Aim of the task:
Write out the entries verbatim and leave the images out of the copy.

— START OF Data for this task —

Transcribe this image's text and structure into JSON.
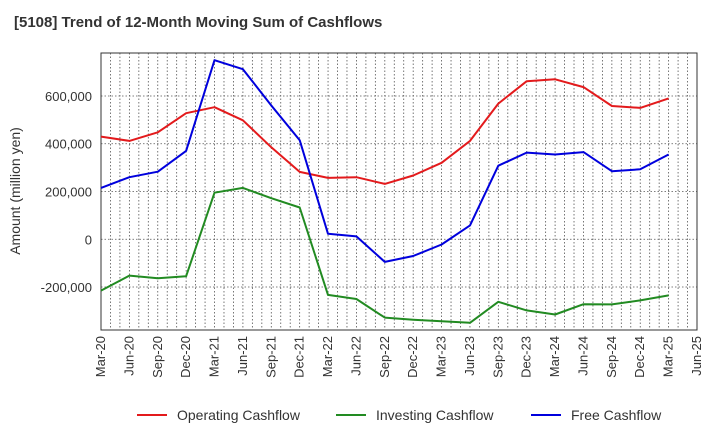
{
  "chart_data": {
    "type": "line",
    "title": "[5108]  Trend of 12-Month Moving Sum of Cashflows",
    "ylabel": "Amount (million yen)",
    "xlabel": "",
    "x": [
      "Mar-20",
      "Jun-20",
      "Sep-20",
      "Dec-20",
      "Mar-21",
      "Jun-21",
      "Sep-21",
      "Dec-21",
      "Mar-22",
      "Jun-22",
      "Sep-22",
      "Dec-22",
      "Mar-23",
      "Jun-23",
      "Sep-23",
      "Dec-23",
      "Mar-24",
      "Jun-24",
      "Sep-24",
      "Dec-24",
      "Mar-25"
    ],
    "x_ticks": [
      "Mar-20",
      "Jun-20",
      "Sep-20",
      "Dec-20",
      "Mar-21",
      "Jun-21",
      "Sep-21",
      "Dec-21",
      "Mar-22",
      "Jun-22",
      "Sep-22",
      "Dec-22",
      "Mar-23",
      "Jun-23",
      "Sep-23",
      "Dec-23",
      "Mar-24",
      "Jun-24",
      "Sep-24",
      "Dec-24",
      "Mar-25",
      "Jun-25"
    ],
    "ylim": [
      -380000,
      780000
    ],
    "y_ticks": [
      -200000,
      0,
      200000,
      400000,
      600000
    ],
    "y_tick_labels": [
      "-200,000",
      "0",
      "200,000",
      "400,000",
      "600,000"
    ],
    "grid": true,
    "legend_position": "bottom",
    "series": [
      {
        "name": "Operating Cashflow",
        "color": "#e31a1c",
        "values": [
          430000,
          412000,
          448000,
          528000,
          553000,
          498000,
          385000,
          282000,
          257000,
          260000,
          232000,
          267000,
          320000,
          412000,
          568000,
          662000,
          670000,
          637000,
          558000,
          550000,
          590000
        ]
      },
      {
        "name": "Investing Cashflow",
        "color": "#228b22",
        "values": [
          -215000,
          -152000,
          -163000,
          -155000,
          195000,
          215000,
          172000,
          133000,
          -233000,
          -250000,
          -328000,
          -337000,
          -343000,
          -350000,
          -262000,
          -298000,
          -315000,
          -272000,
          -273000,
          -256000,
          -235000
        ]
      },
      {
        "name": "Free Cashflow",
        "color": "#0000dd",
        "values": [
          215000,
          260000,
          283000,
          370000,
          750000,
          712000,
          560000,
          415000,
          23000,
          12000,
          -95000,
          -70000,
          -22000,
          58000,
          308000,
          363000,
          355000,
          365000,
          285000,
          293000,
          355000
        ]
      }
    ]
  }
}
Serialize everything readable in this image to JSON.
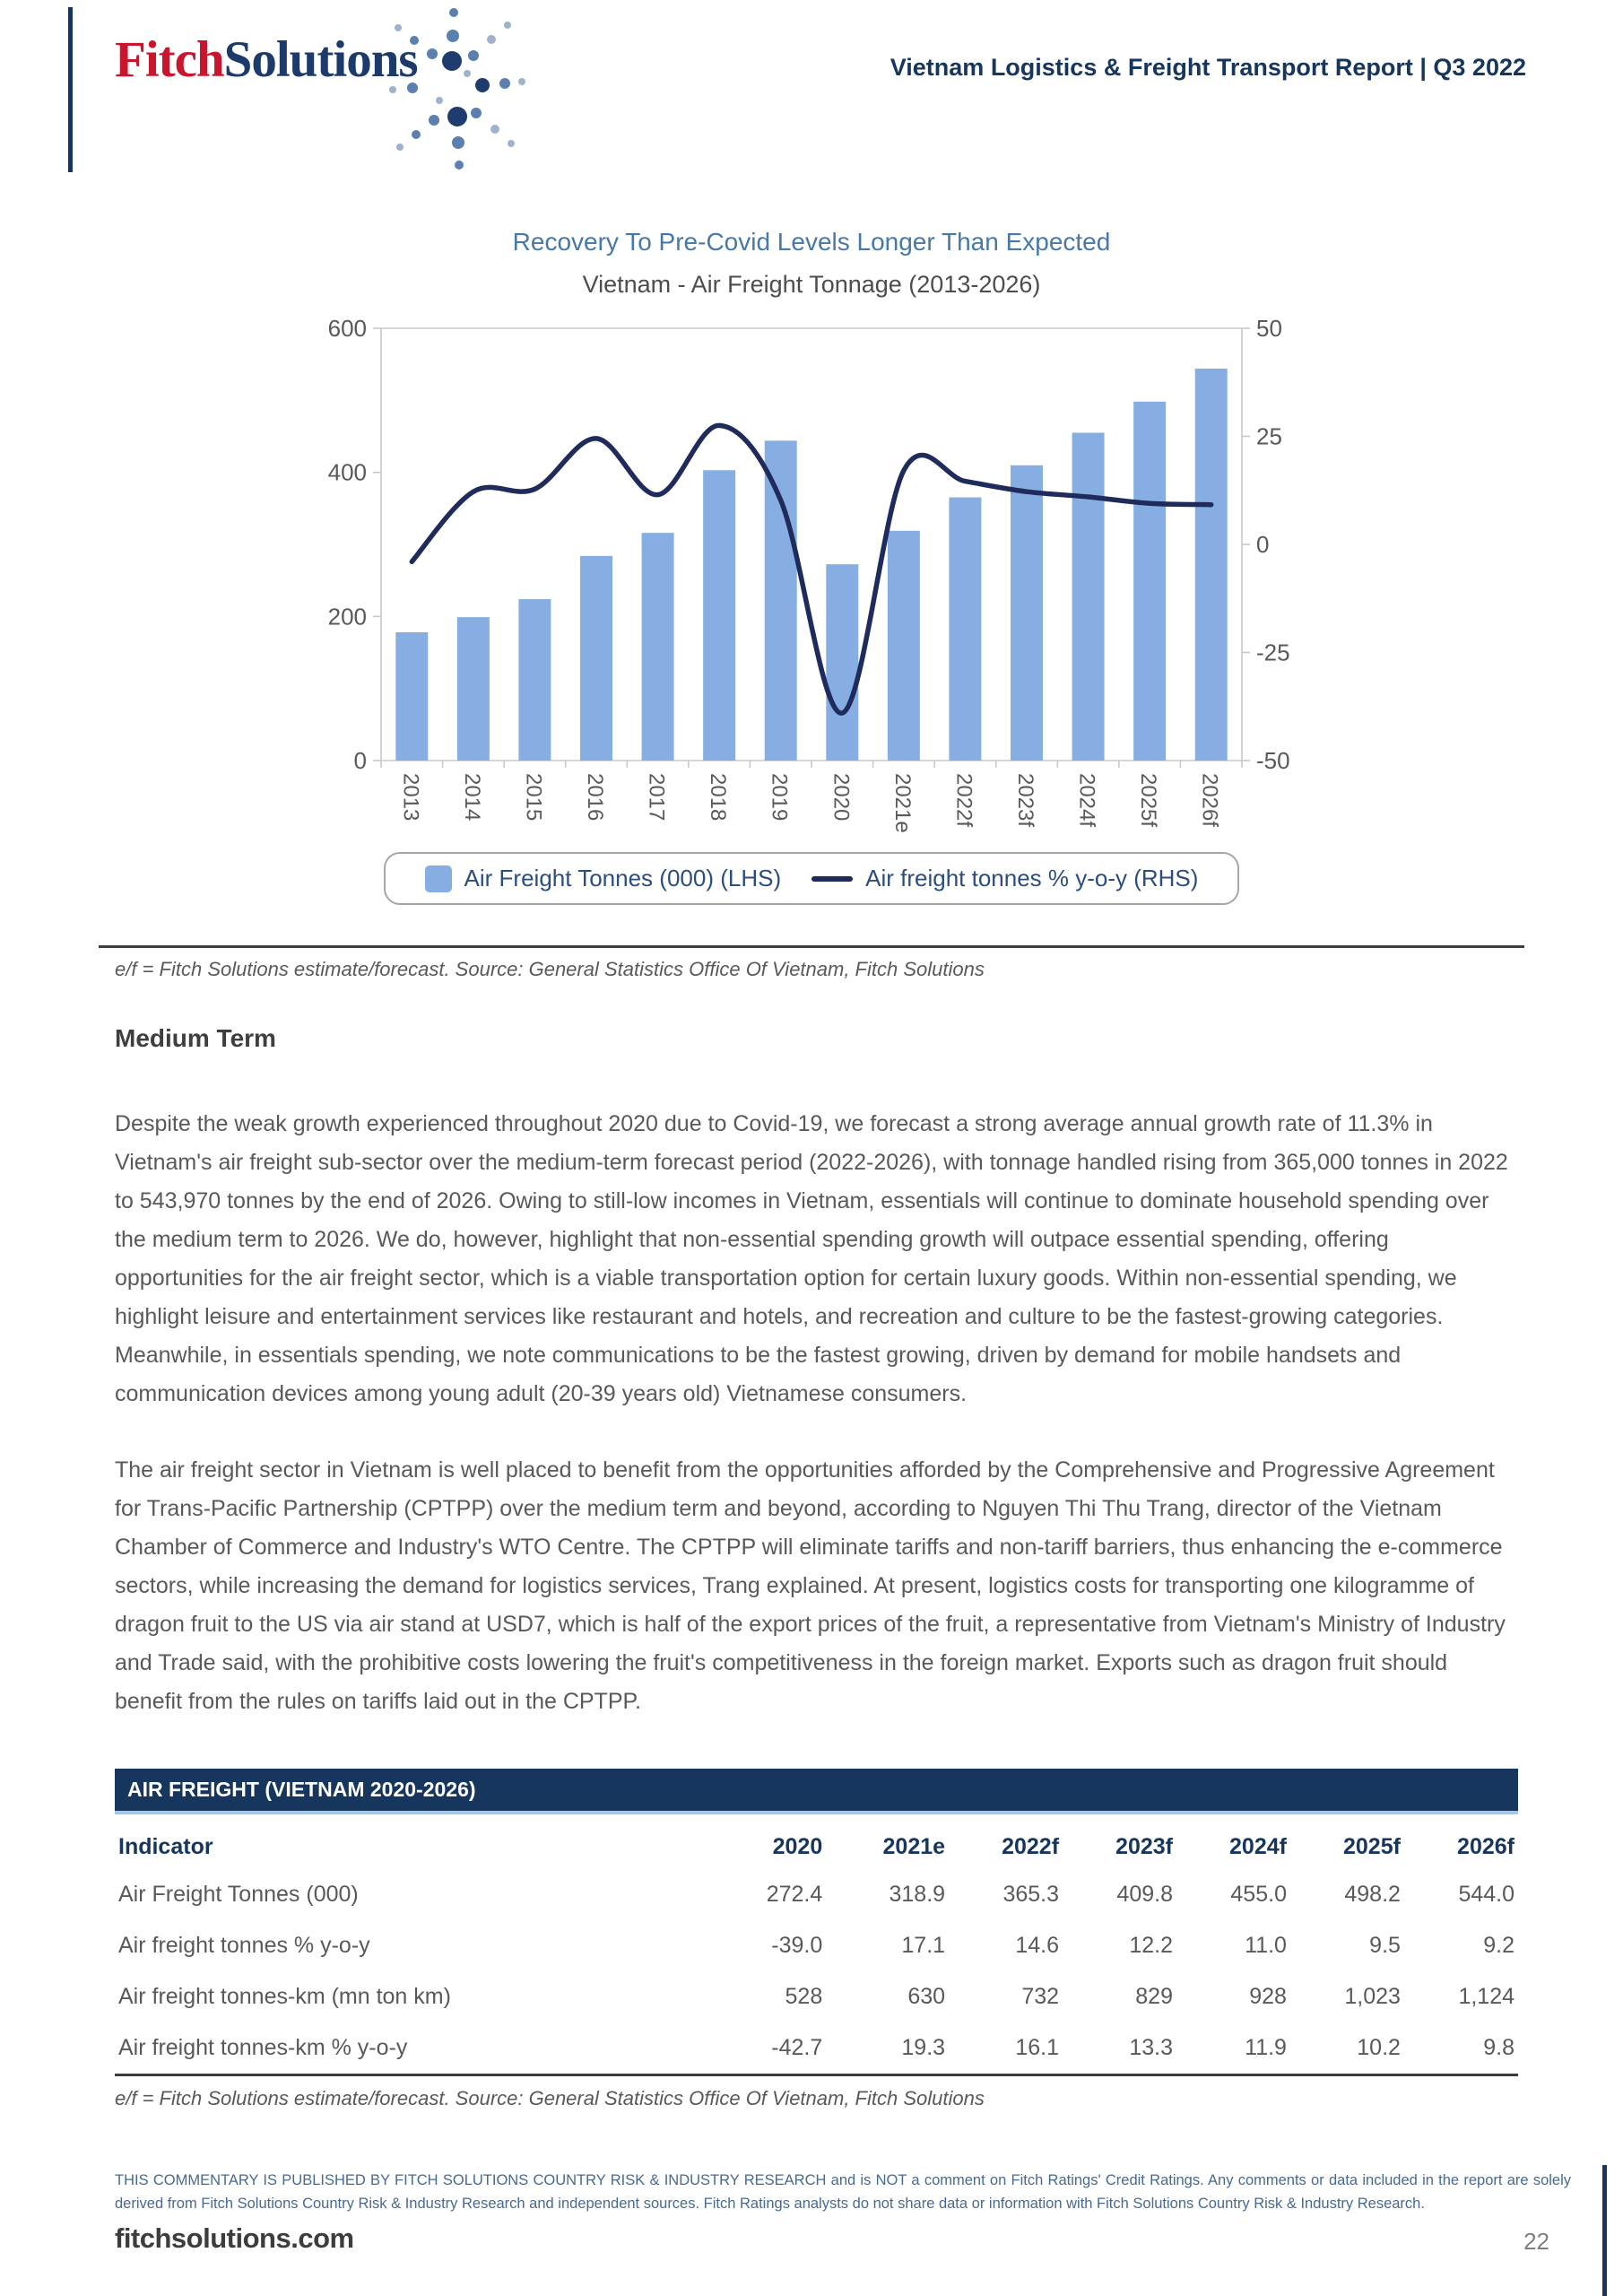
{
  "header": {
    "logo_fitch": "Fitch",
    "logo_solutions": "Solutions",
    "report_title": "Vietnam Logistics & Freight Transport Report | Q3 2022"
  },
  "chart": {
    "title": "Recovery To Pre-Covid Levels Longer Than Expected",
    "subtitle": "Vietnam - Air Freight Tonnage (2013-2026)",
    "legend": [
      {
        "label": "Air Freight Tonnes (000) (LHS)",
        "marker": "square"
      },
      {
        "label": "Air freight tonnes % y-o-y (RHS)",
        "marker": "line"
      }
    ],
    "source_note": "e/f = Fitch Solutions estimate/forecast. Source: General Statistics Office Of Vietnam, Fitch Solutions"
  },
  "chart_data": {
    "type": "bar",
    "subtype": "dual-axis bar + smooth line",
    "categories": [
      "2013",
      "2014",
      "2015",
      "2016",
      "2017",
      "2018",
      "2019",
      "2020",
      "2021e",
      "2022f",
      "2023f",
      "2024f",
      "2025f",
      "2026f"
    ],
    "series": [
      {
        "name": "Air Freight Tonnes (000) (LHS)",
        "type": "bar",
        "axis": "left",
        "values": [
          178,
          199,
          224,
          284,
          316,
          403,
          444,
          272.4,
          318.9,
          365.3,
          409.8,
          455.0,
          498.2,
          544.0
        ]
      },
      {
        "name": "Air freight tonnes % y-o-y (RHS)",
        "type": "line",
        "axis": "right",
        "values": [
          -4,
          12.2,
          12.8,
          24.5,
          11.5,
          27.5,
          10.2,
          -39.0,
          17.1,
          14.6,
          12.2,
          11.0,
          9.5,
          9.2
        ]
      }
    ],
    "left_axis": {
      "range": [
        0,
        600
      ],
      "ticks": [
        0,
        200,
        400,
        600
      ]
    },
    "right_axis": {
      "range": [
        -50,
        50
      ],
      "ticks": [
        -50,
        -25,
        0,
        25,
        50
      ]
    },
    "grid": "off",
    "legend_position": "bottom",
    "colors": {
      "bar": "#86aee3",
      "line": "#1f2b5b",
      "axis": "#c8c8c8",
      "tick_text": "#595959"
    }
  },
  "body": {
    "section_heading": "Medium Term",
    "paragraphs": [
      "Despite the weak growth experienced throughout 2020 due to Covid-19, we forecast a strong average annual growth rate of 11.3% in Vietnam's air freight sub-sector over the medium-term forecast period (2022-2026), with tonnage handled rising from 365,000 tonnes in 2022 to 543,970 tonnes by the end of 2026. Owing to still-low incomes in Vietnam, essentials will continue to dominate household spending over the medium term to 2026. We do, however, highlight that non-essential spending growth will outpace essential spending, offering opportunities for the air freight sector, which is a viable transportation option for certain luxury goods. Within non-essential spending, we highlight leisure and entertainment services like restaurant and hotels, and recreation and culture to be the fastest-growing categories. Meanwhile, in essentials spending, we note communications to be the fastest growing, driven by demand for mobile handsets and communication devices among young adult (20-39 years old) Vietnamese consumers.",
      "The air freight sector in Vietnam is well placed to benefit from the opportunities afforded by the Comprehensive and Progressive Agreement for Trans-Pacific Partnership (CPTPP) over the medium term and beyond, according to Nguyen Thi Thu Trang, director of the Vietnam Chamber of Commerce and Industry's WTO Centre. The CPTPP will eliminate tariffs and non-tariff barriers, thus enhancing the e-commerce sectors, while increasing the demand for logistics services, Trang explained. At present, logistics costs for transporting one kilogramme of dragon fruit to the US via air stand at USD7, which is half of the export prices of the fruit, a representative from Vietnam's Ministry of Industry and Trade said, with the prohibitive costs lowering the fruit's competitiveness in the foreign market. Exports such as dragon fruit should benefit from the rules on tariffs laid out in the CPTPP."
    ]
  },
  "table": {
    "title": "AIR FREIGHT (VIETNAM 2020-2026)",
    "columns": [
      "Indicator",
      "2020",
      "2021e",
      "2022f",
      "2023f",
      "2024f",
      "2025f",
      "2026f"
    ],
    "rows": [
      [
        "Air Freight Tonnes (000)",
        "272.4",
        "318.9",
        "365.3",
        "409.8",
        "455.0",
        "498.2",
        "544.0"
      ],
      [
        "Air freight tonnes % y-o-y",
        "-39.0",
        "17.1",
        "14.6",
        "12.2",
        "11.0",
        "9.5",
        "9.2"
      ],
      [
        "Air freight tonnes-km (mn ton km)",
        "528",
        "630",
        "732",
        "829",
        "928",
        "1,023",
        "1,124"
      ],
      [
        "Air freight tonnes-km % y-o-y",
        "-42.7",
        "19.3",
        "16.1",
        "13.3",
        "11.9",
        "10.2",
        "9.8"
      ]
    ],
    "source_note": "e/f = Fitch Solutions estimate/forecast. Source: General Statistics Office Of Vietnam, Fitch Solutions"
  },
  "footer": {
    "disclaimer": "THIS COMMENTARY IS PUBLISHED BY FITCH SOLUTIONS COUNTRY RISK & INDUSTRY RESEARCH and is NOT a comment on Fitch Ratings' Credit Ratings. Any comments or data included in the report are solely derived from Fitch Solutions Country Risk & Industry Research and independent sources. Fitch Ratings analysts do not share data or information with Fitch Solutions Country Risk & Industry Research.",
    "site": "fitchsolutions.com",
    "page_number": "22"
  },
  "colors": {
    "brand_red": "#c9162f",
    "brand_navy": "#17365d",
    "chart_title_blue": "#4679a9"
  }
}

— END OF Data for this task —

Solution to the problem:
Transcribe this image's text and structure into JSON.
{
  "chart_data": {
    "type": "line",
    "title": "[5108]  Trend of 12-Month Moving Sum of Cashflows",
    "ylabel": "Amount (million yen)",
    "xlabel": "",
    "x": [
      "Mar-20",
      "Jun-20",
      "Sep-20",
      "Dec-20",
      "Mar-21",
      "Jun-21",
      "Sep-21",
      "Dec-21",
      "Mar-22",
      "Jun-22",
      "Sep-22",
      "Dec-22",
      "Mar-23",
      "Jun-23",
      "Sep-23",
      "Dec-23",
      "Mar-24",
      "Jun-24",
      "Sep-24",
      "Dec-24",
      "Mar-25"
    ],
    "x_ticks": [
      "Mar-20",
      "Jun-20",
      "Sep-20",
      "Dec-20",
      "Mar-21",
      "Jun-21",
      "Sep-21",
      "Dec-21",
      "Mar-22",
      "Jun-22",
      "Sep-22",
      "Dec-22",
      "Mar-23",
      "Jun-23",
      "Sep-23",
      "Dec-23",
      "Mar-24",
      "Jun-24",
      "Sep-24",
      "Dec-24",
      "Mar-25",
      "Jun-25"
    ],
    "ylim": [
      -380000,
      780000
    ],
    "y_ticks": [
      -200000,
      0,
      200000,
      400000,
      600000
    ],
    "y_tick_labels": [
      "-200,000",
      "0",
      "200,000",
      "400,000",
      "600,000"
    ],
    "grid": true,
    "legend_position": "bottom",
    "series": [
      {
        "name": "Operating Cashflow",
        "color": "#e31a1c",
        "values": [
          430000,
          412000,
          448000,
          528000,
          553000,
          498000,
          385000,
          282000,
          257000,
          260000,
          232000,
          267000,
          320000,
          412000,
          568000,
          662000,
          670000,
          637000,
          558000,
          550000,
          590000
        ]
      },
      {
        "name": "Investing Cashflow",
        "color": "#228b22",
        "values": [
          -215000,
          -152000,
          -163000,
          -155000,
          195000,
          215000,
          172000,
          133000,
          -233000,
          -250000,
          -328000,
          -337000,
          -343000,
          -350000,
          -262000,
          -298000,
          -315000,
          -272000,
          -273000,
          -256000,
          -235000
        ]
      },
      {
        "name": "Free Cashflow",
        "color": "#0000dd",
        "values": [
          215000,
          260000,
          283000,
          370000,
          750000,
          712000,
          560000,
          415000,
          23000,
          12000,
          -95000,
          -70000,
          -22000,
          58000,
          308000,
          363000,
          355000,
          365000,
          285000,
          293000,
          355000
        ]
      }
    ]
  }
}
Serialize everything readable in this image to JSON.
{
  "header": {
    "logo_fitch": "Fitch",
    "logo_solutions": "Solutions",
    "report_title": "Vietnam Logistics & Freight Transport Report | Q3 2022"
  },
  "chart": {
    "title": "Recovery To Pre-Covid Levels Longer Than Expected",
    "subtitle": "Vietnam - Air Freight Tonnage (2013-2026)",
    "legend": [
      {
        "label": "Air Freight Tonnes (000) (LHS)",
        "marker": "square"
      },
      {
        "label": "Air freight tonnes % y-o-y (RHS)",
        "marker": "line"
      }
    ],
    "source_note": "e/f = Fitch Solutions estimate/forecast. Source: General Statistics Office Of Vietnam, Fitch Solutions"
  },
  "chart_data": {
    "type": "bar",
    "subtype": "dual-axis bar + smooth line",
    "categories": [
      "2013",
      "2014",
      "2015",
      "2016",
      "2017",
      "2018",
      "2019",
      "2020",
      "2021e",
      "2022f",
      "2023f",
      "2024f",
      "2025f",
      "2026f"
    ],
    "series": [
      {
        "name": "Air Freight Tonnes (000) (LHS)",
        "type": "bar",
        "axis": "left",
        "values": [
          178,
          199,
          224,
          284,
          316,
          403,
          444,
          272.4,
          318.9,
          365.3,
          409.8,
          455.0,
          498.2,
          544.0
        ]
      },
      {
        "name": "Air freight tonnes % y-o-y (RHS)",
        "type": "line",
        "axis": "right",
        "values": [
          -4,
          12.2,
          12.8,
          24.5,
          11.5,
          27.5,
          10.2,
          -39.0,
          17.1,
          14.6,
          12.2,
          11.0,
          9.5,
          9.2
        ]
      }
    ],
    "left_axis": {
      "range": [
        0,
        600
      ],
      "ticks": [
        0,
        200,
        400,
        600
      ]
    },
    "right_axis": {
      "range": [
        -50,
        50
      ],
      "ticks": [
        -50,
        -25,
        0,
        25,
        50
      ]
    },
    "grid": "off",
    "legend_position": "bottom",
    "colors": {
      "bar": "#86aee3",
      "line": "#1f2b5b",
      "axis": "#c8c8c8",
      "tick_text": "#595959"
    }
  },
  "body": {
    "section_heading": "Medium Term",
    "paragraphs": [
      "Despite the weak growth experienced throughout 2020 due to Covid-19, we forecast a strong average annual growth rate of 11.3% in Vietnam's air freight sub-sector over the medium-term forecast period (2022-2026), with tonnage handled rising from 365,000 tonnes in 2022 to 543,970 tonnes by the end of 2026. Owing to still-low incomes in Vietnam, essentials will continue to dominate household spending over the medium term to 2026. We do, however, highlight that non-essential spending growth will outpace essential spending, offering opportunities for the air freight sector, which is a viable transportation option for certain luxury goods. Within non-essential spending, we highlight leisure and entertainment services like restaurant and hotels, and recreation and culture to be the fastest-growing categories. Meanwhile, in essentials spending, we note communications to be the fastest growing, driven by demand for mobile handsets and communication devices among young adult (20-39 years old) Vietnamese consumers.",
      "The air freight sector in Vietnam is well placed to benefit from the opportunities afforded by the Comprehensive and Progressive Agreement for Trans-Pacific Partnership (CPTPP) over the medium term and beyond, according to Nguyen Thi Thu Trang, director of the Vietnam Chamber of Commerce and Industry's WTO Centre. The CPTPP will eliminate tariffs and non-tariff barriers, thus enhancing the e-commerce sectors, while increasing the demand for logistics services, Trang explained. At present, logistics costs for transporting one kilogramme of dragon fruit to the US via air stand at USD7, which is half of the export prices of the fruit, a representative from Vietnam's Ministry of Industry and Trade said, with the prohibitive costs lowering the fruit's competitiveness in the foreign market. Exports such as dragon fruit should benefit from the rules on tariffs laid out in the CPTPP."
    ]
  },
  "table": {
    "title": "AIR FREIGHT (VIETNAM 2020-2026)",
    "columns": [
      "Indicator",
      "2020",
      "2021e",
      "2022f",
      "2023f",
      "2024f",
      "2025f",
      "2026f"
    ],
    "rows": [
      [
        "Air Freight Tonnes (000)",
        "272.4",
        "318.9",
        "365.3",
        "409.8",
        "455.0",
        "498.2",
        "544.0"
      ],
      [
        "Air freight tonnes % y-o-y",
        "-39.0",
        "17.1",
        "14.6",
        "12.2",
        "11.0",
        "9.5",
        "9.2"
      ],
      [
        "Air freight tonnes-km (mn ton km)",
        "528",
        "630",
        "732",
        "829",
        "928",
        "1,023",
        "1,124"
      ],
      [
        "Air freight tonnes-km % y-o-y",
        "-42.7",
        "19.3",
        "16.1",
        "13.3",
        "11.9",
        "10.2",
        "9.8"
      ]
    ],
    "source_note": "e/f = Fitch Solutions estimate/forecast. Source: General Statistics Office Of Vietnam, Fitch Solutions"
  },
  "footer": {
    "disclaimer": "THIS COMMENTARY IS PUBLISHED BY FITCH SOLUTIONS COUNTRY RISK & INDUSTRY RESEARCH and is NOT a comment on Fitch Ratings' Credit Ratings. Any comments or data included in the report are solely derived from Fitch Solutions Country Risk & Industry Research and independent sources. Fitch Ratings analysts do not share data or information with Fitch Solutions Country Risk & Industry Research.",
    "site": "fitchsolutions.com",
    "page_number": "22"
  },
  "colors": {
    "brand_red": "#c9162f",
    "brand_navy": "#17365d",
    "chart_title_blue": "#4679a9"
  }
}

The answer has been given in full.